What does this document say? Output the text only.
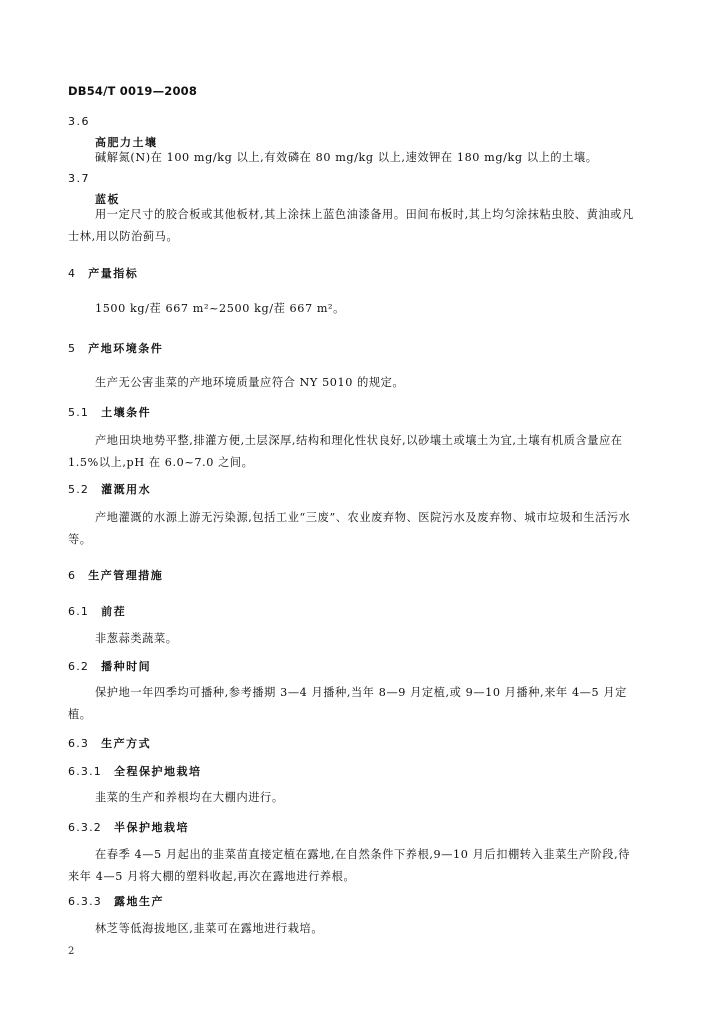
DB54/T 0019—2008
3.6
高肥力土壤

碱解氮(N)在 100 mg/kg 以上,有效磷在 80 mg/kg 以上,速效钾在 180 mg/kg 以上的土壤。

3.7
蓝板

用一定尺寸的胶合板或其他板材,其上涂抹上蓝色油漆备用。田间布板时,其上均匀涂抹粘虫胶、黄油或凡士林,用以防治蓟马。

4 产量指标

1500 kg/茬 667 m²~2500 kg/茬 667 m²。

5 产地环境条件

生产无公害韭菜的产地环境质量应符合 NY 5010 的规定。

5.1 土壤条件

产地田块地势平整,排灌方便,土层深厚,结构和理化性状良好,以砂壤土或壤土为宜,土壤有机质含量应在 1.5%以上,pH 在 6.0~7.0 之间。

5.2 灌溉用水

产地灌溉的水源上游无污染源,包括工业“三废”、农业废弃物、医院污水及废弃物、城市垃圾和生活污水等。

6 生产管理措施
6.1 前茬

非葱蒜类蔬菜。

6.2 播种时间

保护地一年四季均可播种,参考播期 3—4 月播种,当年 8—9 月定植,或 9—10 月播种,来年 4—5 月定植。

6.3 生产方式
6.3.1 全程保护地栽培

韭菜的生产和养根均在大棚内进行。

6.3.2 半保护地栽培

在春季 4—5 月起出的韭菜苗直接定植在露地,在自然条件下养根,9—10 月后扣棚转入韭菜生产阶段,待来年 4—5 月将大棚的塑料收起,再次在露地进行养根。

6.3.3 露地生产

林芝等低海拔地区,韭菜可在露地进行栽培。

2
━━━
What to do => Restate the whole of the material word for word without the pictures.

Exercise result =>
What does this document say? Output the text only.
DB54/T 0019—2008
3.6
高肥力土壤

碱解氮(N)在 100 mg/kg 以上,有效磷在 80 mg/kg 以上,速效钾在 180 mg/kg 以上的土壤。

3.7
蓝板

用一定尺寸的胶合板或其他板材,其上涂抹上蓝色油漆备用。田间布板时,其上均匀涂抹粘虫胶、黄油或凡士林,用以防治蓟马。

4 产量指标

1500 kg/茬 667 m²~2500 kg/茬 667 m²。

5 产地环境条件

生产无公害韭菜的产地环境质量应符合 NY 5010 的规定。

5.1 土壤条件

产地田块地势平整,排灌方便,土层深厚,结构和理化性状良好,以砂壤土或壤土为宜,土壤有机质含量应在 1.5%以上,pH 在 6.0~7.0 之间。

5.2 灌溉用水

产地灌溉的水源上游无污染源,包括工业“三废”、农业废弃物、医院污水及废弃物、城市垃圾和生活污水等。

6 生产管理措施
6.1 前茬

非葱蒜类蔬菜。

6.2 播种时间

保护地一年四季均可播种,参考播期 3—4 月播种,当年 8—9 月定植,或 9—10 月播种,来年 4—5 月定植。

6.3 生产方式
6.3.1 全程保护地栽培

韭菜的生产和养根均在大棚内进行。

6.3.2 半保护地栽培

在春季 4—5 月起出的韭菜苗直接定植在露地,在自然条件下养根,9—10 月后扣棚转入韭菜生产阶段,待来年 4—5 月将大棚的塑料收起,再次在露地进行养根。

6.3.3 露地生产

林芝等低海拔地区,韭菜可在露地进行栽培。

2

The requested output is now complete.